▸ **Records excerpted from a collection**
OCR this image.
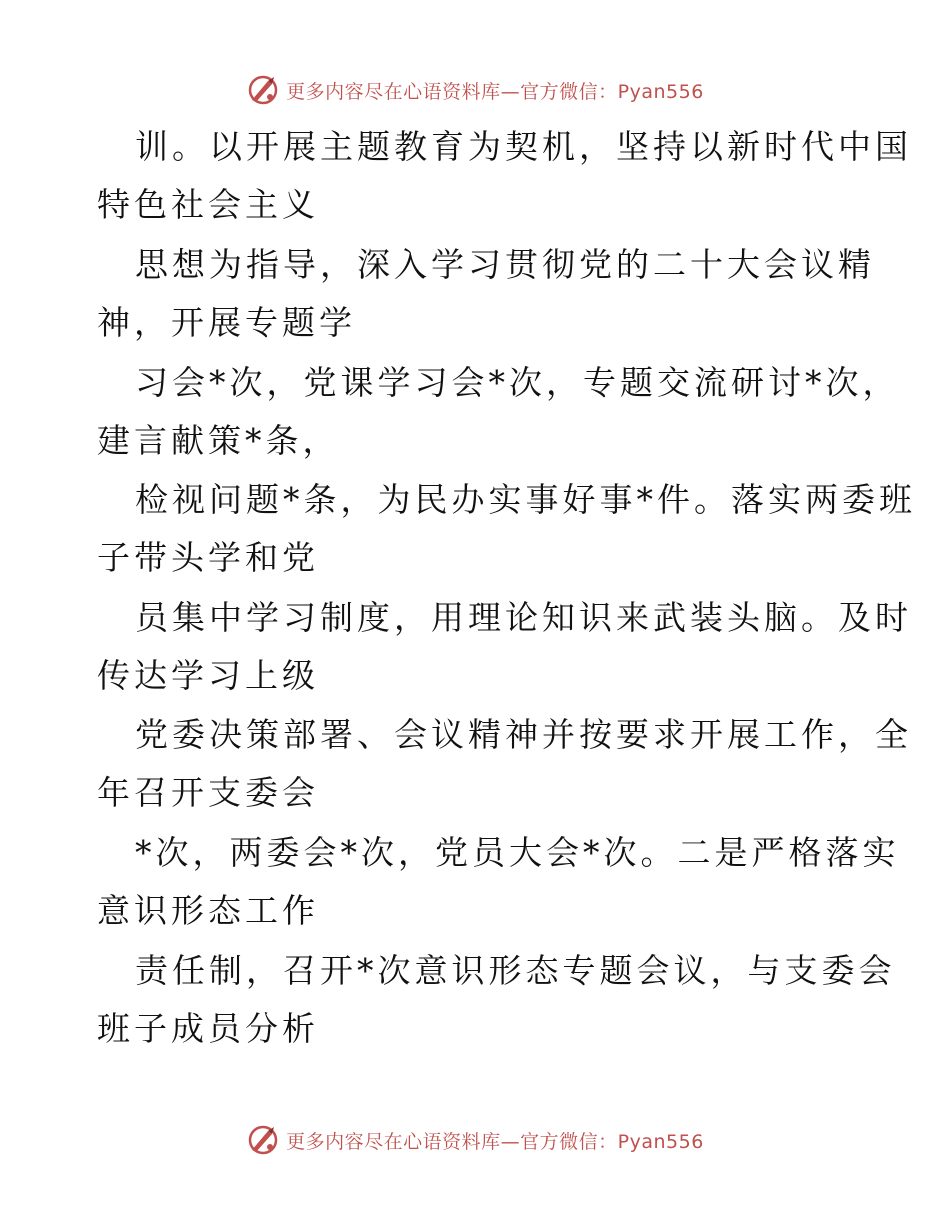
更多内容尽在心语资料库—官方微信：Pyan556
训。以开展主题教育为契机，坚持以新时代中国
特色社会主义
思想为指导，深入学习贯彻党的二十大会议精
神，开展专题学
习会*次，党课学习会*次，专题交流研讨*次，
建言献策*条，
检视问题*条，为民办实事好事*件。落实两委班
子带头学和党
员集中学习制度，用理论知识来武装头脑。及时
传达学习上级
党委决策部署、会议精神并按要求开展工作，全
年召开支委会
*次，两委会*次，党员大会*次。二是严格落实
意识形态工作
责任制，召开*次意识形态专题会议，与支委会
班子成员分析
更多内容尽在心语资料库—官方微信：Pyan556
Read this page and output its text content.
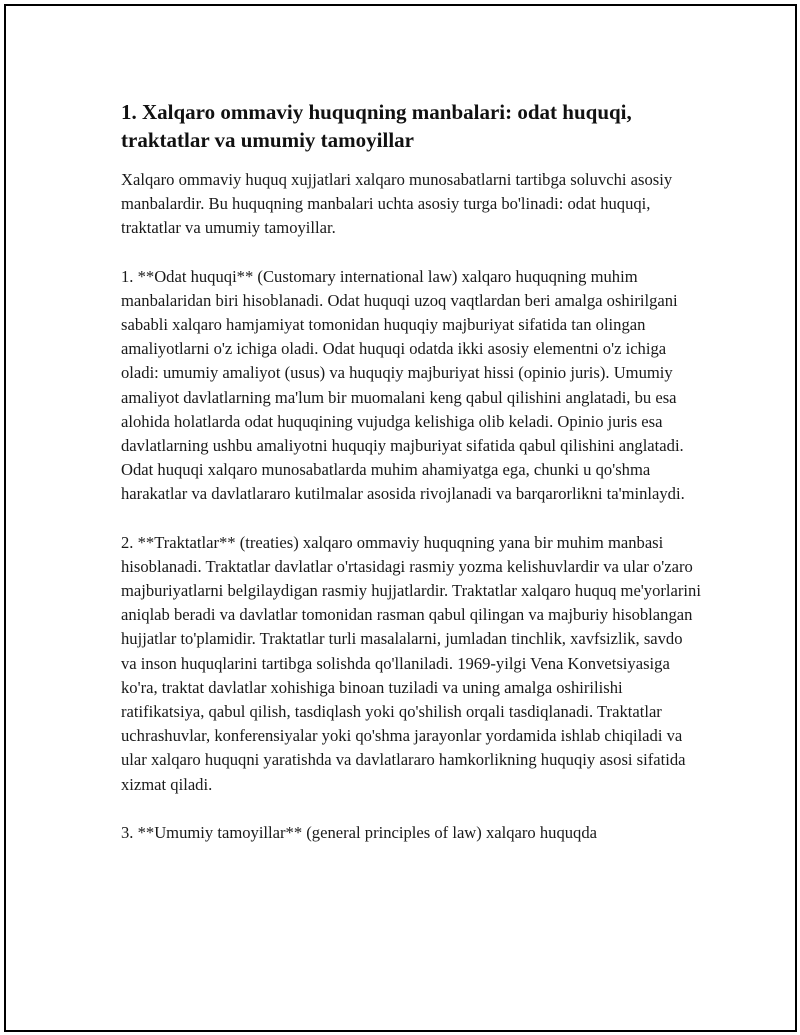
1. Xalqaro ommaviy huquqning manbalari: odat huquqi, traktatlar va umumiy tamoyillar

Xalqaro ommaviy huquq xujjatlari xalqaro munosabatlarni tartibga soluvchi asosiy manbalardir. Bu huquqning manbalari uchta asosiy turga bo'linadi: odat huquqi, traktatlar va umumiy tamoyillar.

1. **Odat huquqi** (Customary international law) xalqaro huquqning muhim manbalaridan biri hisoblanadi. Odat huquqi uzoq vaqtlardan beri amalga oshirilgani sababli xalqaro hamjamiyat tomonidan huquqiy majburiyat sifatida tan olingan amaliyotlarni o'z ichiga oladi. Odat huquqi odatda ikki asosiy elementni o'z ichiga oladi: umumiy amaliyot (usus) va huquqiy majburiyat hissi (opinio juris). Umumiy amaliyot davlatlarning ma'lum bir muomalani keng qabul qilishini anglatadi, bu esa alohida holatlarda odat huquqining vujudga kelishiga olib keladi. Opinio juris esa davlatlarning ushbu amaliyotni huquqiy majburiyat sifatida qabul qilishini anglatadi. Odat huquqi xalqaro munosabatlarda muhim ahamiyatga ega, chunki u qo'shma harakatlar va davlatlararo kutilmalar asosida rivojlanadi va barqarorlikni ta'minlaydi.

2. **Traktatlar** (treaties) xalqaro ommaviy huquqning yana bir muhim manbasi hisoblanadi. Traktatlar davlatlar o'rtasidagi rasmiy yozma kelishuvlardir va ular o'zaro majburiyatlarni belgilaydigan rasmiy hujjatlardir. Traktatlar xalqaro huquq me'yorlarini aniqlab beradi va davlatlar tomonidan rasman qabul qilingan va majburiy hisoblangan hujjatlar to'plamidir. Traktatlar turli masalalarni, jumladan tinchlik, xavfsizlik, savdo va inson huquqlarini tartibga solishda qo'llaniladi. 1969-yilgi Vena Konvetsiyasiga ko'ra, traktat davlatlar xohishiga binoan tuziladi va uning amalga oshirilishi ratifikatsiya, qabul qilish, tasdiqlash yoki qo'shilish orqali tasdiqlanadi. Traktatlar uchrashuvlar, konferensiyalar yoki qo'shma jarayonlar yordamida ishlab chiqiladi va ular xalqaro huquqni yaratishda va davlatlararo hamkorlikning huquqiy asosi sifatida xizmat qiladi.

3. **Umumiy tamoyillar** (general principles of law) xalqaro huquqda
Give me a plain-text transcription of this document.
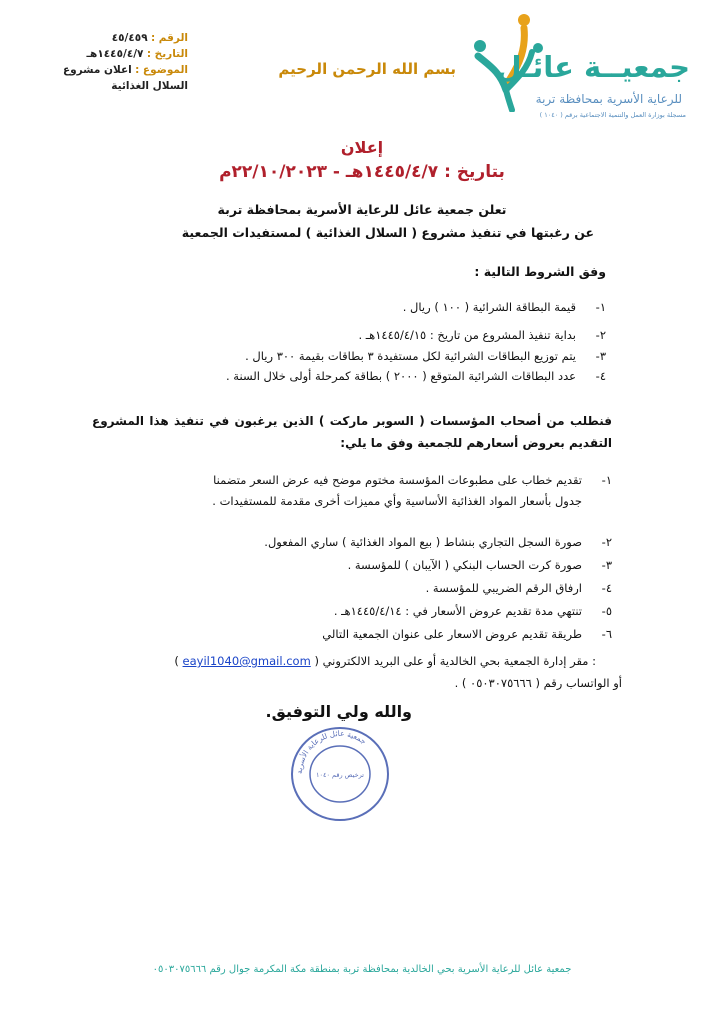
جمعيــة عائـل
للرعاية الأسرية بمحافظة تربة
مسجلة بوزارة العمل والتنمية الاجتماعية برقم ( ١٠٤٠ )
بسم الله الرحمن الرحيم
الرقم : ٤٥/٤٥٩
التاريخ : ١٤٤٥/٤/٧هـ
الموضوع : اعلان مشروع السلال الغذائية
إعلان
بتاريخ : ١٤٤٥/٤/٧هـ - ٢٢/١٠/٢٠٢٣م
تعلن جمعية عائل للرعاية الأسرية بمحافظة تربة
عن رغبتها في تنفيذ مشروع ( السلال الغذائية ) لمستفيدات الجمعية
وفق الشروط التالية :
١-قيمة البطاقة الشرائية ( ١٠٠ ) ريال .
٢-بداية تنفيذ المشروع من تاريخ : ١٤٤٥/٤/١٥هـ .
٣-يتم توزيع البطاقات الشرائية لكل مستفيدة ٣ بطاقات بقيمة ٣٠٠ ريال .
٤-عدد البطاقات الشرائية المتوقع ( ٢٠٠٠ ) بطاقة كمرحلة أولى خلال السنة .
فنطلب من أصحاب المؤسسات ( السوبر ماركت ) الذين يرغبون في تنفيذ هذا المشروع التقديم بعروض أسعارهم للجمعية وفق ما يلي:
١-تقديم خطاب على مطبوعات المؤسسة مختوم موضح فيه عرض السعر متضمنا
جدول بأسعار المواد الغذائية الأساسية وأي مميزات أخرى مقدمة للمستفيدات .
٢-صورة السجل التجاري بنشاط ( بيع المواد الغذائية ) ساري المفعول.
٣-صورة كرت الحساب البنكي ( الآيبان ) للمؤسسة .
٤-ارفاق الرقم الضريبي للمؤسسة .
٥-تنتهي مدة تقديم عروض الأسعار في : ١٤٤٥/٤/١٤هـ .
٦-طريقة تقديم عروض الاسعار على عنوان الجمعية التالي
: مقر إدارة الجمعية بحي الخالدية أو على البريد الالكتروني ( eayil1040@gmail.com )
أو الواتساب رقم ( ٠٥٠٣٠٧٥٦٦٦ ) .
والله ولي التوفيق.
جمعية عائل للرعاية الأسرية
ترخيص رقم ١٠٤٠
جمعية عائل للرعاية الأسرية بحي الخالدية بمحافظة تربة بمنطقة مكة المكرمة جوال رقم ٠٥٠٣٠٧٥٦٦٦
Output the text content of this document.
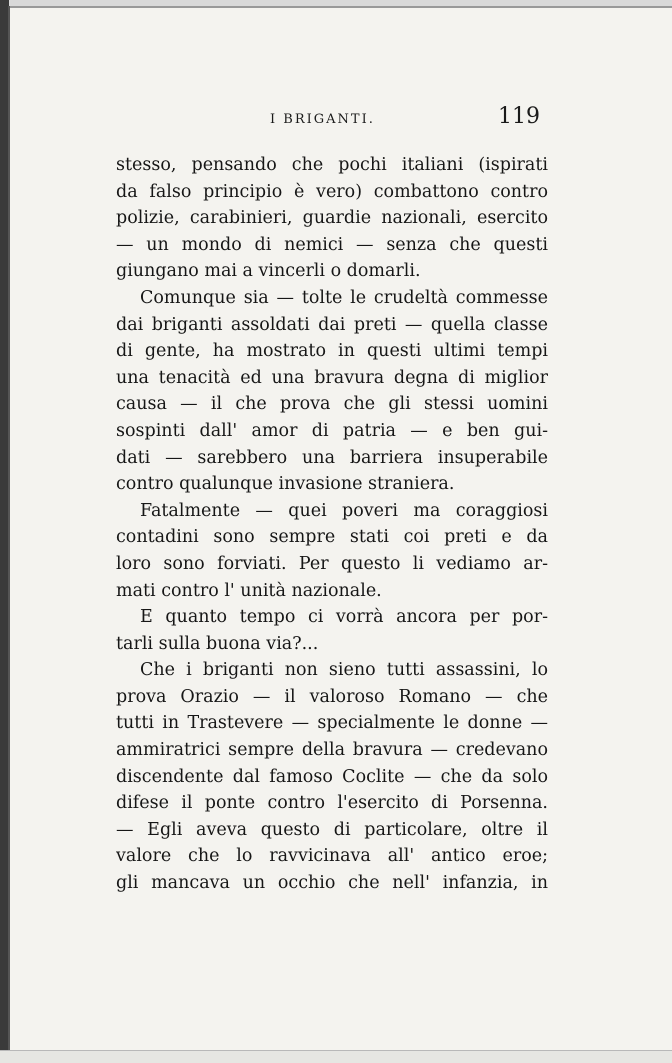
I BRIGANTI.	119
stesso, pensando che pochi italiani (ispirati
da falso principio è vero) combattono contro
polizie, carabinieri, guardie nazionali, esercito
— un mondo di nemici — senza che questi
giungano mai a vincerli o domarli.
Comunque sia — tolte le crudeltà commesse
dai briganti assoldati dai preti — quella classe
di gente, ha mostrato in questi ultimi tempi
una tenacità ed una bravura degna di miglior
causa — il che prova che gli stessi uomini
sospinti dall' amor di patria — e ben gui-
dati — sarebbero una barriera insuperabile
contro qualunque invasione straniera.
Fatalmente — quei poveri ma coraggiosi
contadini sono sempre stati coi preti e da
loro sono forviati. Per questo li vediamo ar-
mati contro l' unità nazionale.
E quanto tempo ci vorrà ancora per por-
tarli sulla buona via?...
Che i briganti non sieno tutti assassini, lo
prova Orazio — il valoroso Romano — che
tutti in Trastevere — specialmente le donne —
ammiratrici sempre della bravura — credevano
discendente dal famoso Coclite — che da solo
difese il ponte contro l'esercito di Porsenna.
— Egli aveva questo di particolare, oltre il
valore che lo ravvicinava all' antico eroe;
gli mancava un occhio che nell' infanzia, in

▸ **Do this**
Return the records exactly. Don't carry the pictures over.

▸ **Task output**
OCR this image.
更多内容尽在心语资料库—官方微信：Pyan556
训。以开展主题教育为契机，坚持以新时代中国
特色社会主义
思想为指导，深入学习贯彻党的二十大会议精
神，开展专题学
习会*次，党课学习会*次，专题交流研讨*次，
建言献策*条，
检视问题*条，为民办实事好事*件。落实两委班
子带头学和党
员集中学习制度，用理论知识来武装头脑。及时
传达学习上级
党委决策部署、会议精神并按要求开展工作，全
年召开支委会
*次，两委会*次，党员大会*次。二是严格落实
意识形态工作
责任制，召开*次意识形态专题会议，与支委会
班子成员分析
更多内容尽在心语资料库—官方微信：Pyan556
Read this page and output its text content.
1. Xalqaro ommaviy huquqning manbalari: odat huquqi, traktatlar va umumiy tamoyillar

Xalqaro ommaviy huquq xujjatlari xalqaro munosabatlarni tartibga soluvchi asosiy manbalardir. Bu huquqning manbalari uchta asosiy turga bo'linadi: odat huquqi, traktatlar va umumiy tamoyillar.

1. **Odat huquqi** (Customary international law) xalqaro huquqning muhim manbalaridan biri hisoblanadi. Odat huquqi uzoq vaqtlardan beri amalga oshirilgani sababli xalqaro hamjamiyat tomonidan huquqiy majburiyat sifatida tan olingan amaliyotlarni o'z ichiga oladi. Odat huquqi odatda ikki asosiy elementni o'z ichiga oladi: umumiy amaliyot (usus) va huquqiy majburiyat hissi (opinio juris). Umumiy amaliyot davlatlarning ma'lum bir muomalani keng qabul qilishini anglatadi, bu esa alohida holatlarda odat huquqining vujudga kelishiga olib keladi. Opinio juris esa davlatlarning ushbu amaliyotni huquqiy majburiyat sifatida qabul qilishini anglatadi. Odat huquqi xalqaro munosabatlarda muhim ahamiyatga ega, chunki u qo'shma harakatlar va davlatlararo kutilmalar asosida rivojlanadi va barqarorlikni ta'minlaydi.

2. **Traktatlar** (treaties) xalqaro ommaviy huquqning yana bir muhim manbasi hisoblanadi. Traktatlar davlatlar o'rtasidagi rasmiy yozma kelishuvlardir va ular o'zaro majburiyatlarni belgilaydigan rasmiy hujjatlardir. Traktatlar xalqaro huquq me'yorlarini aniqlab beradi va davlatlar tomonidan rasman qabul qilingan va majburiy hisoblangan hujjatlar to'plamidir. Traktatlar turli masalalarni, jumladan tinchlik, xavfsizlik, savdo va inson huquqlarini tartibga solishda qo'llaniladi. 1969-yilgi Vena Konvetsiyasiga ko'ra, traktat davlatlar xohishiga binoan tuziladi va uning amalga oshirilishi ratifikatsiya, qabul qilish, tasdiqlash yoki qo'shilish orqali tasdiqlanadi. Traktatlar uchrashuvlar, konferensiyalar yoki qo'shma jarayonlar yordamida ishlab chiqiladi va ular xalqaro huquqni yaratishda va davlatlararo hamkorlikning huquqiy asosi sifatida xizmat qiladi.

3. **Umumiy tamoyillar** (general principles of law) xalqaro huquqda
Give me a plain-text transcription of this document.
جمعيــة عائـل
للرعاية الأسرية بمحافظة تربة
مسجلة بوزارة العمل والتنمية الاجتماعية برقم ( ١٠٤٠ )
بسم الله الرحمن الرحيم
الرقم : ٤٥/٤٥٩
التاريخ : ١٤٤٥/٤/٧هـ
الموضوع : اعلان مشروع السلال الغذائية
إعلان
بتاريخ : ١٤٤٥/٤/٧هـ - ٢٢/١٠/٢٠٢٣م
تعلن جمعية عائل للرعاية الأسرية بمحافظة تربة
عن رغبتها في تنفيذ مشروع ( السلال الغذائية ) لمستفيدات الجمعية
وفق الشروط التالية :
١-قيمة البطاقة الشرائية ( ١٠٠ ) ريال .
٢-بداية تنفيذ المشروع من تاريخ : ١٤٤٥/٤/١٥هـ .
٣-يتم توزيع البطاقات الشرائية لكل مستفيدة ٣ بطاقات بقيمة ٣٠٠ ريال .
٤-عدد البطاقات الشرائية المتوقع ( ٢٠٠٠ ) بطاقة كمرحلة أولى خلال السنة .
فنطلب من أصحاب المؤسسات ( السوبر ماركت ) الذين يرغبون في تنفيذ هذا المشروع التقديم بعروض أسعارهم للجمعية وفق ما يلي:
١-تقديم خطاب على مطبوعات المؤسسة مختوم موضح فيه عرض السعر متضمنا
جدول بأسعار المواد الغذائية الأساسية وأي مميزات أخرى مقدمة للمستفيدات .
٢-صورة السجل التجاري بنشاط ( بيع المواد الغذائية ) ساري المفعول.
٣-صورة كرت الحساب البنكي ( الآيبان ) للمؤسسة .
٤-ارفاق الرقم الضريبي للمؤسسة .
٥-تنتهي مدة تقديم عروض الأسعار في : ١٤٤٥/٤/١٤هـ .
٦-طريقة تقديم عروض الاسعار على عنوان الجمعية التالي
: مقر إدارة الجمعية بحي الخالدية أو على البريد الالكتروني ( eayil1040@gmail.com )
أو الواتساب رقم ( ٠٥٠٣٠٧٥٦٦٦ ) .
والله ولي التوفيق.
جمعية عائل للرعاية الأسرية
ترخيص رقم ١٠٤٠
جمعية عائل للرعاية الأسرية بحي الخالدية بمحافظة تربة بمنطقة مكة المكرمة جوال رقم ٠٥٠٣٠٧٥٦٦٦
Output the text content of this document.
I BRIGANTI.	119
stesso, pensando che pochi italiani (ispirati
da falso principio è vero) combattono contro
polizie, carabinieri, guardie nazionali, esercito
— un mondo di nemici — senza che questi
giungano mai a vincerli o domarli.
Comunque sia — tolte le crudeltà commesse
dai briganti assoldati dai preti — quella classe
di gente, ha mostrato in questi ultimi tempi
una tenacità ed una bravura degna di miglior
causa — il che prova che gli stessi uomini
sospinti dall' amor di patria — e ben gui-
dati — sarebbero una barriera insuperabile
contro qualunque invasione straniera.
Fatalmente — quei poveri ma coraggiosi
contadini sono sempre stati coi preti e da
loro sono forviati. Per questo li vediamo ar-
mati contro l' unità nazionale.
E quanto tempo ci vorrà ancora per por-
tarli sulla buona via?...
Che i briganti non sieno tutti assassini, lo
prova Orazio — il valoroso Romano — che
tutti in Trastevere — specialmente le donne —
ammiratrici sempre della bravura — credevano
discendente dal famoso Coclite — che da solo
difese il ponte contro l'esercito di Porsenna.
— Egli aveva questo di particolare, oltre il
valore che lo ravvicinava all' antico eroe;
gli mancava un occhio che nell' infanzia, in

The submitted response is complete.